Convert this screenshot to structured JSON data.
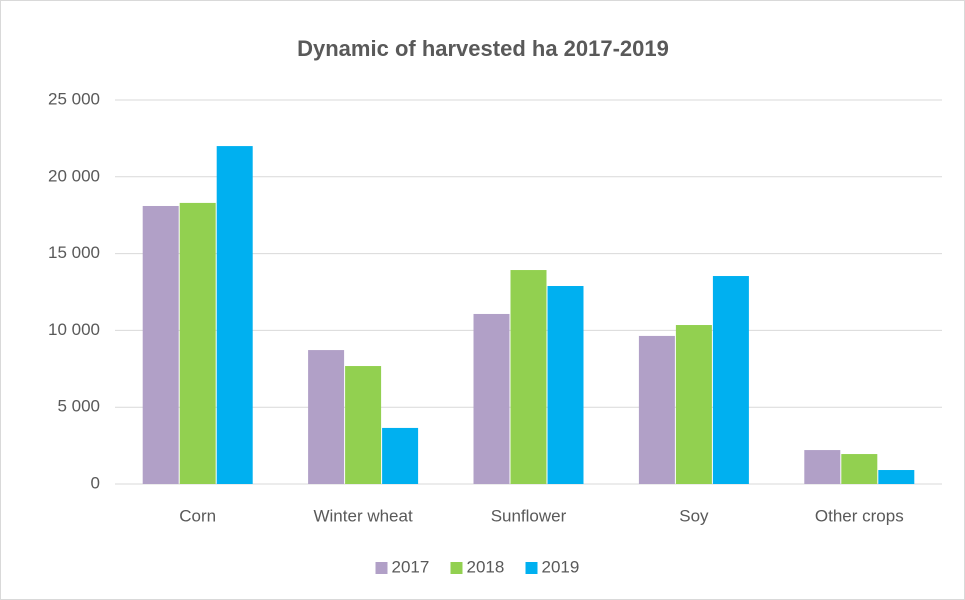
{
  "chart_data": {
    "type": "bar",
    "title": "Dynamic of harvested ha 2017-2019",
    "categories": [
      "Corn",
      "Winter wheat",
      "Sunflower",
      "Soy",
      "Other crops"
    ],
    "series": [
      {
        "name": "2017",
        "color": "#b1a0c7",
        "values": [
          18100,
          8720,
          11070,
          9640,
          2210
        ]
      },
      {
        "name": "2018",
        "color": "#92d050",
        "values": [
          18300,
          7680,
          13930,
          10350,
          1950
        ]
      },
      {
        "name": "2019",
        "color": "#00b0f0",
        "values": [
          22000,
          3650,
          12890,
          13540,
          910
        ]
      }
    ],
    "ylim": [
      0,
      25000
    ],
    "yticks": [
      0,
      {
        "value": 5000,
        "label": "5 000"
      },
      {
        "value": 10000,
        "label": "10 000"
      },
      {
        "value": 15000,
        "label": "15 000"
      },
      {
        "value": 20000,
        "label": "20 000"
      },
      {
        "value": 25000,
        "label": "25 000"
      }
    ],
    "grid": true,
    "legend": "bottom"
  }
}
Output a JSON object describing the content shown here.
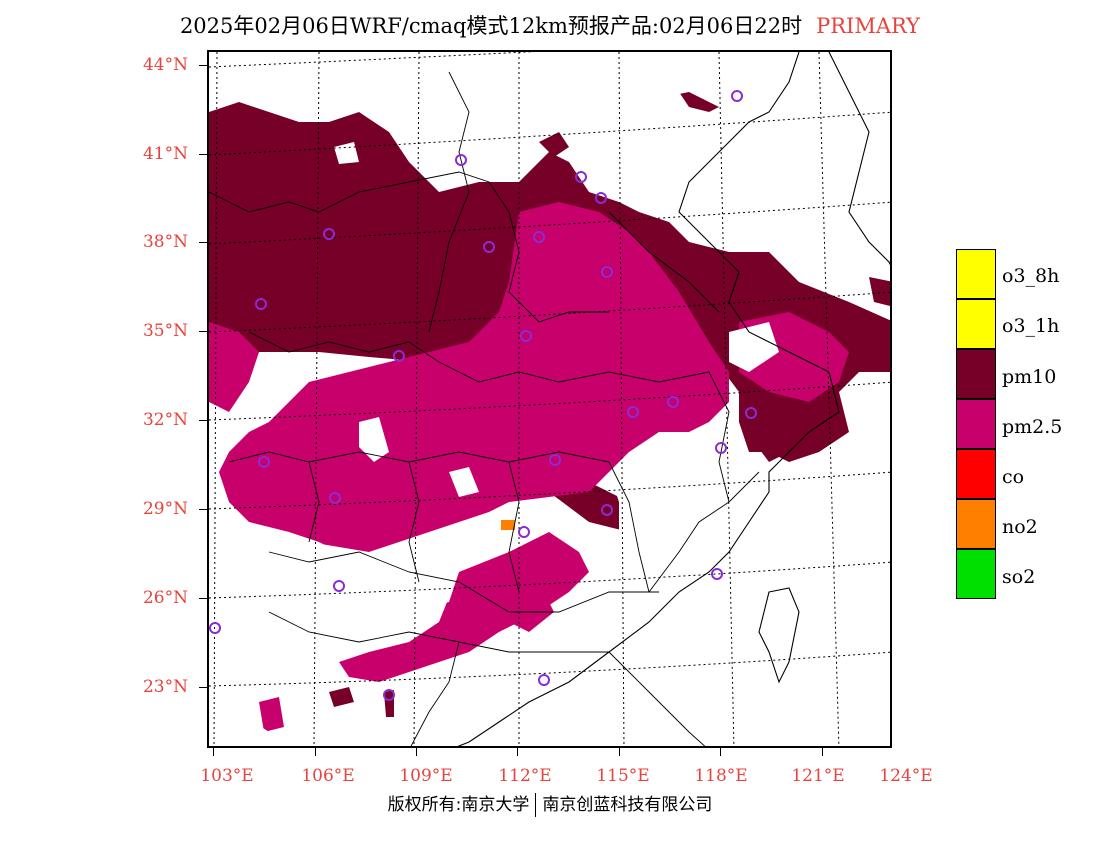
{
  "header": {
    "title": "2025年02月06日WRF/cmaq模式12km预报产品:02月06日22时",
    "tag": "PRIMARY",
    "tag_color": "#e8433c"
  },
  "map": {
    "lat_labels": [
      "44°N",
      "41°N",
      "38°N",
      "35°N",
      "32°N",
      "29°N",
      "26°N",
      "23°N"
    ],
    "lon_labels": [
      "103°E",
      "106°E",
      "109°E",
      "112°E",
      "115°E",
      "118°E",
      "121°E",
      "124°E"
    ],
    "colors": {
      "pm10": "#770029",
      "pm25": "#c8006c",
      "no2": "#ff7f00",
      "station": "#8b2bd6"
    }
  },
  "legend": {
    "items": [
      {
        "label": "o3_8h",
        "color": "#ffff00"
      },
      {
        "label": "o3_1h",
        "color": "#ffff00"
      },
      {
        "label": "pm10",
        "color": "#770029"
      },
      {
        "label": "pm2.5",
        "color": "#c8006c"
      },
      {
        "label": "co",
        "color": "#ff0000"
      },
      {
        "label": "no2",
        "color": "#ff7f00"
      },
      {
        "label": "so2",
        "color": "#00e000"
      }
    ]
  },
  "footer": {
    "left": "版权所有:南京大学",
    "right": "南京创蓝科技有限公司"
  }
}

########################################

Will you restate every entry word for word and omit the images?

**Expected answer**
Convert this screenshot to structured JSON data.
{
  "chart_data": {
    "type": "bar",
    "title": "Dynamic of harvested ha 2017-2019",
    "categories": [
      "Corn",
      "Winter wheat",
      "Sunflower",
      "Soy",
      "Other crops"
    ],
    "series": [
      {
        "name": "2017",
        "color": "#b1a0c7",
        "values": [
          18100,
          8720,
          11070,
          9640,
          2210
        ]
      },
      {
        "name": "2018",
        "color": "#92d050",
        "values": [
          18300,
          7680,
          13930,
          10350,
          1950
        ]
      },
      {
        "name": "2019",
        "color": "#00b0f0",
        "values": [
          22000,
          3650,
          12890,
          13540,
          910
        ]
      }
    ],
    "ylim": [
      0,
      25000
    ],
    "yticks": [
      0,
      {
        "value": 5000,
        "label": "5 000"
      },
      {
        "value": 10000,
        "label": "10 000"
      },
      {
        "value": 15000,
        "label": "15 000"
      },
      {
        "value": 20000,
        "label": "20 000"
      },
      {
        "value": 25000,
        "label": "25 000"
      }
    ],
    "grid": true,
    "legend": "bottom"
  }
}
Output a JSON object describing the content shown here.
{
  "header": {
    "title": "2025年02月06日WRF/cmaq模式12km预报产品:02月06日22时",
    "tag": "PRIMARY",
    "tag_color": "#e8433c"
  },
  "map": {
    "lat_labels": [
      "44°N",
      "41°N",
      "38°N",
      "35°N",
      "32°N",
      "29°N",
      "26°N",
      "23°N"
    ],
    "lon_labels": [
      "103°E",
      "106°E",
      "109°E",
      "112°E",
      "115°E",
      "118°E",
      "121°E",
      "124°E"
    ],
    "colors": {
      "pm10": "#770029",
      "pm25": "#c8006c",
      "no2": "#ff7f00",
      "station": "#8b2bd6"
    }
  },
  "legend": {
    "items": [
      {
        "label": "o3_8h",
        "color": "#ffff00"
      },
      {
        "label": "o3_1h",
        "color": "#ffff00"
      },
      {
        "label": "pm10",
        "color": "#770029"
      },
      {
        "label": "pm2.5",
        "color": "#c8006c"
      },
      {
        "label": "co",
        "color": "#ff0000"
      },
      {
        "label": "no2",
        "color": "#ff7f00"
      },
      {
        "label": "so2",
        "color": "#00e000"
      }
    ]
  },
  "footer": {
    "left": "版权所有:南京大学",
    "right": "南京创蓝科技有限公司"
  }
}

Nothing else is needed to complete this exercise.